**Aim of the exercise:** Of all the lines here, how many include the string "눈꽃송이수제갈비"? Answer with the number only.

**Data records:**
* START *

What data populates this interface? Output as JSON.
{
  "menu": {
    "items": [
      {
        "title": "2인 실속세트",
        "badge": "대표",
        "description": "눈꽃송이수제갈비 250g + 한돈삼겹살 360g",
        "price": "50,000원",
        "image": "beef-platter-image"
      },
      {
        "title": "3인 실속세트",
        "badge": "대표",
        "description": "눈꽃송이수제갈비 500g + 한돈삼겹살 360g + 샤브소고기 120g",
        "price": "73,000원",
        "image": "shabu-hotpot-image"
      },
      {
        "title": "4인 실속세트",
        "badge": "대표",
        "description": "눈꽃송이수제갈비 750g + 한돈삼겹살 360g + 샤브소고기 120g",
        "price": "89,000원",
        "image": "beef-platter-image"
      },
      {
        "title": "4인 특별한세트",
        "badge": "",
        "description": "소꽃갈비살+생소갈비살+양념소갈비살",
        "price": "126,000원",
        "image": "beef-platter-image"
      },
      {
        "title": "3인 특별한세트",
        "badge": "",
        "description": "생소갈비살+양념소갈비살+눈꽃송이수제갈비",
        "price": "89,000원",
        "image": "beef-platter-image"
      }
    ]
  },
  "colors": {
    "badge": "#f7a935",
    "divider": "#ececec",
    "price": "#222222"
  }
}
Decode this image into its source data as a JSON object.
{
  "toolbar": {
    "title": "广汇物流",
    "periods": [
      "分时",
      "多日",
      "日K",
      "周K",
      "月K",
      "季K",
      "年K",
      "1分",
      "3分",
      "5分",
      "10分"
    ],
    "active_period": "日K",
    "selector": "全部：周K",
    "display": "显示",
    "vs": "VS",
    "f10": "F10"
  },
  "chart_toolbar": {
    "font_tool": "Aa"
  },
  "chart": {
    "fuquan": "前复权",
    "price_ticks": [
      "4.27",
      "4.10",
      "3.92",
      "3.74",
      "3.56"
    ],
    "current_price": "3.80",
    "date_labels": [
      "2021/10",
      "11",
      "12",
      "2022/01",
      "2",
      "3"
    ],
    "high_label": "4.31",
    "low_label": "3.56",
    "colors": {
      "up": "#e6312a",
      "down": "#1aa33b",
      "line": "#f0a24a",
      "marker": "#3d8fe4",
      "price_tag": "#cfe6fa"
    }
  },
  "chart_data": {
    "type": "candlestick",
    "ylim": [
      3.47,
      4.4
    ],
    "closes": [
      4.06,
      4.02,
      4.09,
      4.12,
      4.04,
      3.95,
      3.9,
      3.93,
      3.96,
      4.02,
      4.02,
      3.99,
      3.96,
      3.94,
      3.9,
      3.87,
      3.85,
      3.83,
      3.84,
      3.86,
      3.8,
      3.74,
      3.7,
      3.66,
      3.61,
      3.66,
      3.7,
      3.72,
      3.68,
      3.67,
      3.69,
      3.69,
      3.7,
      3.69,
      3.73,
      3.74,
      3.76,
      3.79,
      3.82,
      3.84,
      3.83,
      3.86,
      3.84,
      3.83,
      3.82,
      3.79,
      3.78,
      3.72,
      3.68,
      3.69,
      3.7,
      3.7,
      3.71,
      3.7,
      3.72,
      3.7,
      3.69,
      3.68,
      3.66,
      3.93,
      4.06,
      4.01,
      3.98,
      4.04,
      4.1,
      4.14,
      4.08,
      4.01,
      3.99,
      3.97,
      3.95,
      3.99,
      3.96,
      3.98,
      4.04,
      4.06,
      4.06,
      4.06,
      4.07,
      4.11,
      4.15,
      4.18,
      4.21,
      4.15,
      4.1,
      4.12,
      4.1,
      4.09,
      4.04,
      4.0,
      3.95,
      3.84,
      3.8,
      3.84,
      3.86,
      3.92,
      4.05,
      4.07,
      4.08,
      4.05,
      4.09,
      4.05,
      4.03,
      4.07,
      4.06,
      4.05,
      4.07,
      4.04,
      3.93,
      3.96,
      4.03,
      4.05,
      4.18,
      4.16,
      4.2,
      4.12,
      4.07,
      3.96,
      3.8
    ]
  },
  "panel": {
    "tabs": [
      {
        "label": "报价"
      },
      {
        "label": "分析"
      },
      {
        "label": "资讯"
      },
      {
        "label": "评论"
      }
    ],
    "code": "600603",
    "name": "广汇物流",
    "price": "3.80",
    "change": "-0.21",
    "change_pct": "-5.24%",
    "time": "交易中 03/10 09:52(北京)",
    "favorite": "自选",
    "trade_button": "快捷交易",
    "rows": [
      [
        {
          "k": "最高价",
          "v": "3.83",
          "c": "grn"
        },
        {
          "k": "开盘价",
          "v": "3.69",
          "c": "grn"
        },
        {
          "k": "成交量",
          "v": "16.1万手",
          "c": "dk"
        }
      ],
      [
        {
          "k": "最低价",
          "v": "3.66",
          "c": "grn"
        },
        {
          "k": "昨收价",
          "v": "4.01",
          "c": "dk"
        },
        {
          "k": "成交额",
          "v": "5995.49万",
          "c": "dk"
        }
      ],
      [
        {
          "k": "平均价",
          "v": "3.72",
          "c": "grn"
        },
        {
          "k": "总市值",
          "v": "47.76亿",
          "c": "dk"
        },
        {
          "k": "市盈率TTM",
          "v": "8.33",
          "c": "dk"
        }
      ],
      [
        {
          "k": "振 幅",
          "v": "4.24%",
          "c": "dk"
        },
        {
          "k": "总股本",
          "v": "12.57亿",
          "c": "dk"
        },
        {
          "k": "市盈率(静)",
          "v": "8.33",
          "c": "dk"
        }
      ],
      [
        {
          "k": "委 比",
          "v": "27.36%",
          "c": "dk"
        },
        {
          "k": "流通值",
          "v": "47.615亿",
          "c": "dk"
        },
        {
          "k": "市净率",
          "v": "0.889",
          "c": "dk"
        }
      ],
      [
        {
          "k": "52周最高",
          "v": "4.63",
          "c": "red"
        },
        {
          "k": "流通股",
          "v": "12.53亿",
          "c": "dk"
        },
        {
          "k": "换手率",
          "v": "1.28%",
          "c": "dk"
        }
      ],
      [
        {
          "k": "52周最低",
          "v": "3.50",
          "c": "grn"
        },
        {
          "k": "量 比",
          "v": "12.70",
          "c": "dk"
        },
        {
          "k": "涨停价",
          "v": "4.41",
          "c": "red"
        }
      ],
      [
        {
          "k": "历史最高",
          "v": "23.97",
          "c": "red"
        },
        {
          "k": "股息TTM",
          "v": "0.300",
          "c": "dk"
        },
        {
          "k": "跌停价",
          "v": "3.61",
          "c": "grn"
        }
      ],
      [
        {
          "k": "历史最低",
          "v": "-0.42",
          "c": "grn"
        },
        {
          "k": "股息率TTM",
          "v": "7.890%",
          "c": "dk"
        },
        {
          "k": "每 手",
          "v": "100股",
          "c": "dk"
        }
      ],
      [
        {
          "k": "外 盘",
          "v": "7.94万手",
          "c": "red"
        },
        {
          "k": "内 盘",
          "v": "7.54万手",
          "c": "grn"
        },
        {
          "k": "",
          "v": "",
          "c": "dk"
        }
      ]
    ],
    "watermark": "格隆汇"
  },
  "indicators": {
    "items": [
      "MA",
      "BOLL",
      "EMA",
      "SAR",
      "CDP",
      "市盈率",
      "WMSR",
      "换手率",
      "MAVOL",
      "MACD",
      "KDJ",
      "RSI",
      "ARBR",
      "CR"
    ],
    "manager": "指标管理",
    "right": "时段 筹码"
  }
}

* END *

**Task output:** 4